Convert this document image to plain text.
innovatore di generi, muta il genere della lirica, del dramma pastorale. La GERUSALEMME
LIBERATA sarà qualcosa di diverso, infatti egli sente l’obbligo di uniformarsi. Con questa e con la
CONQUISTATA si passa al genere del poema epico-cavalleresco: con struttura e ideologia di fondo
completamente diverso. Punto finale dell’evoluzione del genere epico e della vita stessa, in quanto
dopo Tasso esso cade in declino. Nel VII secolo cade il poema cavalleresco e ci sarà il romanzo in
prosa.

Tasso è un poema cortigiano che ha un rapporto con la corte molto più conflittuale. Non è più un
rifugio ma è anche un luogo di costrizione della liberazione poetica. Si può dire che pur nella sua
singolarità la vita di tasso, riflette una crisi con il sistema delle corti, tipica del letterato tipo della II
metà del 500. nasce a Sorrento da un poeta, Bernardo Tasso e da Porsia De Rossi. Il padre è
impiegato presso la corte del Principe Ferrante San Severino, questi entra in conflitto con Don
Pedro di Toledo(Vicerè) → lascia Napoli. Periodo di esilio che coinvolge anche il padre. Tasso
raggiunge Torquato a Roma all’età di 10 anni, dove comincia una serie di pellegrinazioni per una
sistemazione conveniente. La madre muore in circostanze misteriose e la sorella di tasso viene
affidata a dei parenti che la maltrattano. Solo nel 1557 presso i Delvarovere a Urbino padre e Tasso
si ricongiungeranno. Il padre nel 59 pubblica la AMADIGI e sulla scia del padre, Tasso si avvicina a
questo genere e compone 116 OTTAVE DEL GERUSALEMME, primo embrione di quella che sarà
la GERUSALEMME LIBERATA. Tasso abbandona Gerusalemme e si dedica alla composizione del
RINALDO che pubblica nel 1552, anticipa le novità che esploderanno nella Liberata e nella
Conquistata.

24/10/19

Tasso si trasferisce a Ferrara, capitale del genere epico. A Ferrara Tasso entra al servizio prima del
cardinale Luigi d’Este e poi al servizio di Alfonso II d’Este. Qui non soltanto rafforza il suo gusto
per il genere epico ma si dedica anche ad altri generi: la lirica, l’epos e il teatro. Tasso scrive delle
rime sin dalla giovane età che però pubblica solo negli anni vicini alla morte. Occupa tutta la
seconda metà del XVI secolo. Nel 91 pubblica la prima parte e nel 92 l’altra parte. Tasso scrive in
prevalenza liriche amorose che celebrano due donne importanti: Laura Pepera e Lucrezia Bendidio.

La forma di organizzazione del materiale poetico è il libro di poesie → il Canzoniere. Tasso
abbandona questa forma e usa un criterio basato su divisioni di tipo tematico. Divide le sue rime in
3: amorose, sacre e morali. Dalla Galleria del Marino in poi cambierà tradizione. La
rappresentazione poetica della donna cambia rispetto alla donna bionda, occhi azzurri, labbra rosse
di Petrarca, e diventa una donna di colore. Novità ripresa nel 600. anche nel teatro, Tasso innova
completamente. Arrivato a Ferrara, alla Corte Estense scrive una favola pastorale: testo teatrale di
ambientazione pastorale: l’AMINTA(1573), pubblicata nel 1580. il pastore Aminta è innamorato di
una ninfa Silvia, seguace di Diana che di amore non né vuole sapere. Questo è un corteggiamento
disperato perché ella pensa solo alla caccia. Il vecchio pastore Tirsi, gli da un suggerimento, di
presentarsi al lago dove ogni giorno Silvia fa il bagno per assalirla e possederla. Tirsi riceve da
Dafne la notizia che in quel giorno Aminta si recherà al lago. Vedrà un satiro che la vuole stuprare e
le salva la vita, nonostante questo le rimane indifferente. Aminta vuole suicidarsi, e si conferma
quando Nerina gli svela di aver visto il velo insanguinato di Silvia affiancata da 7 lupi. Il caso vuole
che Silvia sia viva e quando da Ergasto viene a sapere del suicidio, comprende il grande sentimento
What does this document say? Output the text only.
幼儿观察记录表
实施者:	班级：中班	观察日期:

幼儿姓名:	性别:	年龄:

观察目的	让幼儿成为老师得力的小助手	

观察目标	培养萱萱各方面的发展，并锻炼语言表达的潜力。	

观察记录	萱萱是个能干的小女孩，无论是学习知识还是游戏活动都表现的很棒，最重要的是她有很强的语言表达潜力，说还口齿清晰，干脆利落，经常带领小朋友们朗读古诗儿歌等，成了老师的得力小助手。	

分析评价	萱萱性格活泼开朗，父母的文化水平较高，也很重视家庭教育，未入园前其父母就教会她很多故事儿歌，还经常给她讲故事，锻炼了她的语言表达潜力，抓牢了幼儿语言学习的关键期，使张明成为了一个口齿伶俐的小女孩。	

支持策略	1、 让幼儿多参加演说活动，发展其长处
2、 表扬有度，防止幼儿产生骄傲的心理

----

_Request_
Every entry should be output exactly as written, please.

_Task solution_
Convert this document image to plain text.
innovatore di generi, muta il genere della lirica, del dramma pastorale. La GERUSALEMME
LIBERATA sarà qualcosa di diverso, infatti egli sente l’obbligo di uniformarsi. Con questa e con la
CONQUISTATA si passa al genere del poema epico-cavalleresco: con struttura e ideologia di fondo
completamente diverso. Punto finale dell’evoluzione del genere epico e della vita stessa, in quanto
dopo Tasso esso cade in declino. Nel VII secolo cade il poema cavalleresco e ci sarà il romanzo in
prosa.

Tasso è un poema cortigiano che ha un rapporto con la corte molto più conflittuale. Non è più un
rifugio ma è anche un luogo di costrizione della liberazione poetica. Si può dire che pur nella sua
singolarità la vita di tasso, riflette una crisi con il sistema delle corti, tipica del letterato tipo della II
metà del 500. nasce a Sorrento da un poeta, Bernardo Tasso e da Porsia De Rossi. Il padre è
impiegato presso la corte del Principe Ferrante San Severino, questi entra in conflitto con Don
Pedro di Toledo(Vicerè) → lascia Napoli. Periodo di esilio che coinvolge anche il padre. Tasso
raggiunge Torquato a Roma all’età di 10 anni, dove comincia una serie di pellegrinazioni per una
sistemazione conveniente. La madre muore in circostanze misteriose e la sorella di tasso viene
affidata a dei parenti che la maltrattano. Solo nel 1557 presso i Delvarovere a Urbino padre e Tasso
si ricongiungeranno. Il padre nel 59 pubblica la AMADIGI e sulla scia del padre, Tasso si avvicina a
questo genere e compone 116 OTTAVE DEL GERUSALEMME, primo embrione di quella che sarà
la GERUSALEMME LIBERATA. Tasso abbandona Gerusalemme e si dedica alla composizione del
RINALDO che pubblica nel 1552, anticipa le novità che esploderanno nella Liberata e nella
Conquistata.

24/10/19

Tasso si trasferisce a Ferrara, capitale del genere epico. A Ferrara Tasso entra al servizio prima del
cardinale Luigi d’Este e poi al servizio di Alfonso II d’Este. Qui non soltanto rafforza il suo gusto
per il genere epico ma si dedica anche ad altri generi: la lirica, l’epos e il teatro. Tasso scrive delle
rime sin dalla giovane età che però pubblica solo negli anni vicini alla morte. Occupa tutta la
seconda metà del XVI secolo. Nel 91 pubblica la prima parte e nel 92 l’altra parte. Tasso scrive in
prevalenza liriche amorose che celebrano due donne importanti: Laura Pepera e Lucrezia Bendidio.

La forma di organizzazione del materiale poetico è il libro di poesie → il Canzoniere. Tasso
abbandona questa forma e usa un criterio basato su divisioni di tipo tematico. Divide le sue rime in
3: amorose, sacre e morali. Dalla Galleria del Marino in poi cambierà tradizione. La
rappresentazione poetica della donna cambia rispetto alla donna bionda, occhi azzurri, labbra rosse
di Petrarca, e diventa una donna di colore. Novità ripresa nel 600. anche nel teatro, Tasso innova
completamente. Arrivato a Ferrara, alla Corte Estense scrive una favola pastorale: testo teatrale di
ambientazione pastorale: l’AMINTA(1573), pubblicata nel 1580. il pastore Aminta è innamorato di
una ninfa Silvia, seguace di Diana che di amore non né vuole sapere. Questo è un corteggiamento
disperato perché ella pensa solo alla caccia. Il vecchio pastore Tirsi, gli da un suggerimento, di
presentarsi al lago dove ogni giorno Silvia fa il bagno per assalirla e possederla. Tirsi riceve da
Dafne la notizia che in quel giorno Aminta si recherà al lago. Vedrà un satiro che la vuole stuprare e
le salva la vita, nonostante questo le rimane indifferente. Aminta vuole suicidarsi, e si conferma
quando Nerina gli svela di aver visto il velo insanguinato di Silvia affiancata da 7 lupi. Il caso vuole
che Silvia sia viva e quando da Ergasto viene a sapere del suicidio, comprende il grande sentimento
What does this document say? Output the text only.
幼儿观察记录表
实施者:	班级：中班	观察日期:

幼儿姓名:	性别:	年龄:

观察目的	让幼儿成为老师得力的小助手	

观察目标	培养萱萱各方面的发展，并锻炼语言表达的潜力。	

观察记录	萱萱是个能干的小女孩，无论是学习知识还是游戏活动都表现的很棒，最重要的是她有很强的语言表达潜力，说还口齿清晰，干脆利落，经常带领小朋友们朗读古诗儿歌等，成了老师的得力小助手。	

分析评价	萱萱性格活泼开朗，父母的文化水平较高，也很重视家庭教育，未入园前其父母就教会她很多故事儿歌，还经常给她讲故事，锻炼了她的语言表达潜力，抓牢了幼儿语言学习的关键期，使张明成为了一个口齿伶俐的小女孩。	

支持策略	1、 让幼儿多参加演说活动，发展其长处
2、 表扬有度，防止幼儿产生骄傲的心理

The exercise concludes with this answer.